== Problem to solve ==
Below are records; count the lines that contain "value" and give only the total.

== Data supplied ==
■ ■ ■ ■ ■ ■ ■
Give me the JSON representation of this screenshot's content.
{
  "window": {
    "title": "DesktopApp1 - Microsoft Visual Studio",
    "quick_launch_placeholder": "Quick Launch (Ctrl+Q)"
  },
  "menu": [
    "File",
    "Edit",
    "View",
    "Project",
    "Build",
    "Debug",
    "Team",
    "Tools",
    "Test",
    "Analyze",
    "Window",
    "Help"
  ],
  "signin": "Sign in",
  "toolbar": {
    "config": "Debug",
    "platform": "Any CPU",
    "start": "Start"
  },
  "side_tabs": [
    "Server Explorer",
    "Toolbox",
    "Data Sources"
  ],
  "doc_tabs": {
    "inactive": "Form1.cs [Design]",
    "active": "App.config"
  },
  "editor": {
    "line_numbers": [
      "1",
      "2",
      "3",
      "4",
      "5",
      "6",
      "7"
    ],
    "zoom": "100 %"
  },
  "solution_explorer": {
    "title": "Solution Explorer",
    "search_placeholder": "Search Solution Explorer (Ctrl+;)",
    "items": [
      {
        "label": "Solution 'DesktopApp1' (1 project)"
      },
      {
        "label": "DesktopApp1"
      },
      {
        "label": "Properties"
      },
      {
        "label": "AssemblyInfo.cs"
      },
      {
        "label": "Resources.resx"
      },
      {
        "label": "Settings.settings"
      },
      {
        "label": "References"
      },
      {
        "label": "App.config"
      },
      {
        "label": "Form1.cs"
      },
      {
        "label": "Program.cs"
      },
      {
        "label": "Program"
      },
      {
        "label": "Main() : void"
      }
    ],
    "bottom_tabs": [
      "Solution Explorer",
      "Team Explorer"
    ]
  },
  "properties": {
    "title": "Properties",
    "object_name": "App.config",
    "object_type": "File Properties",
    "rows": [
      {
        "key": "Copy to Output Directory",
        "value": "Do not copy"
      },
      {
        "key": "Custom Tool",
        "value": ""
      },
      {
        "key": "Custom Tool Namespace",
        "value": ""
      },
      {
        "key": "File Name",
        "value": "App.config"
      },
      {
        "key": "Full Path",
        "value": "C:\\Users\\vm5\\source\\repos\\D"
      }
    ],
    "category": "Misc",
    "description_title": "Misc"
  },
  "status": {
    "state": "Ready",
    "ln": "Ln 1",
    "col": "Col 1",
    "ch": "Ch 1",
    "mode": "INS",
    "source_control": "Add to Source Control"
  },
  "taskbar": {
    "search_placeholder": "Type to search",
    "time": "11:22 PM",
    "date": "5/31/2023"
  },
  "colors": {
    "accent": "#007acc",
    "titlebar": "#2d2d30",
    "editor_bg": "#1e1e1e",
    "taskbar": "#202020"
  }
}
■ ■ ■ ■ ■ ■ ■
== Task response ==
5